When the Twitter domain stops working, I wonder how much stuff will suddenly point to nothing.
Re: Hmmm?
Thank god for Archive.org. There was such a push for multi-platform integration between 2012 and ~2018 that all of the sites from that era are just totally broken from stuff like twitter dropping the twitter domain, and I can only imagine the effort it takes to archive some notable examples of those sites. Oh to be a fly on the wall watching historians try to detangle it all in a hundred years or so.
(past 2018 it's not that there was less of a push for multi-platform integration, it's just that Facebook, Twitter, Amazon etc. decided that there should be no other platforms than theirs :/ )
Re: Hmmm?
Thank god for Archive.org
you say that as if there'd be any great loss if twitter or indeed X stopped existing
I'm all for getting rid of passwords, but passkeys != security
Passkeys have security value because it stops password reuse across domains and eliminates the need to write them down if I didn't and forces the attacker to shift tactics. But stopping credential theft outright, not as much.

Given information
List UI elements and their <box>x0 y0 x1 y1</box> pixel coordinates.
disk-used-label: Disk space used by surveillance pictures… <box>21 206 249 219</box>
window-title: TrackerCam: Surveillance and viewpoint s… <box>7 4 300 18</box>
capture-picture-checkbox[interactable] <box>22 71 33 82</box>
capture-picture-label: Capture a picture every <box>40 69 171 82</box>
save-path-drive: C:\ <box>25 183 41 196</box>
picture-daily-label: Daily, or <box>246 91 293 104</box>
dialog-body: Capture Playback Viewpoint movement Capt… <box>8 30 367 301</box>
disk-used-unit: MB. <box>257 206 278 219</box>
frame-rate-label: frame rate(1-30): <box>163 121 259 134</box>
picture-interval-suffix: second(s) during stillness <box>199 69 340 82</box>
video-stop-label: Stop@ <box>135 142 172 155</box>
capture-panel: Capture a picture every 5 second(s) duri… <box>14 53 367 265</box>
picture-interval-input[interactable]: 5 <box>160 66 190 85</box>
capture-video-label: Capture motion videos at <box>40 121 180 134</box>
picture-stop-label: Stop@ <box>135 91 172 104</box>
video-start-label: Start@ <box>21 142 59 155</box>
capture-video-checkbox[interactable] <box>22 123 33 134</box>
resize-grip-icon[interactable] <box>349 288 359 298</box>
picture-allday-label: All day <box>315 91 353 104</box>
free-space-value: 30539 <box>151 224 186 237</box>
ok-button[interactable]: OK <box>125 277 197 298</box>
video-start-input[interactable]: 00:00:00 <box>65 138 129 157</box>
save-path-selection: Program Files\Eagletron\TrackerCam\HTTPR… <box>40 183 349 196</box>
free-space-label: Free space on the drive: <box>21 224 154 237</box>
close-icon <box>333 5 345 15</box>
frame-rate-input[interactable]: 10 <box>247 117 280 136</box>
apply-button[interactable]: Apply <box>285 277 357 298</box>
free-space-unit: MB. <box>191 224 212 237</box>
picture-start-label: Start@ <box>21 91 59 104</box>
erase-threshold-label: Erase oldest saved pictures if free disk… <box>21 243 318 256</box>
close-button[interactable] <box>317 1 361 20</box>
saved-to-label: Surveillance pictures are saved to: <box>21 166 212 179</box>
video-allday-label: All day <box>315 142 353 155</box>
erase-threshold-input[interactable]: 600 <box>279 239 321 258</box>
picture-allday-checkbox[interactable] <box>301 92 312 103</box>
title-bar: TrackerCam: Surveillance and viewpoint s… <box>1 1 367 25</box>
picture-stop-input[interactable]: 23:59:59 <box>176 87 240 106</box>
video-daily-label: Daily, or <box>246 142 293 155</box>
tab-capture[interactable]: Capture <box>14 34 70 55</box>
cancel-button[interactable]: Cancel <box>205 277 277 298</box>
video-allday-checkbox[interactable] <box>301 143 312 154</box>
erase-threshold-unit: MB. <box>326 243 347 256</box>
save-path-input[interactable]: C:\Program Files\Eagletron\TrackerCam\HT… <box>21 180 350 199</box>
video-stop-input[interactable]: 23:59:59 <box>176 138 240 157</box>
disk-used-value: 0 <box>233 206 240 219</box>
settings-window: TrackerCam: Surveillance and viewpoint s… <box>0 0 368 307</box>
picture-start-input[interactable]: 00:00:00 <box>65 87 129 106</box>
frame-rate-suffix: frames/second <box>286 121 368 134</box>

Task statement
Transcribe the forum discussion, starting at the words "Thank god for Archive.org." and stopping after "years or so.".

Answer for the task
Thank god for Archive.org. There was such a push for multi-platform integration between 2012 and ~2018 that all of the sites from that era are just totally broken from stuff like twitter dropping the twitter domain, and I can only imagine the effort it takes to archive some notable examples of those sites. Oh to be a fly on the wall watching historians try to detangle it all in a hundred years or so.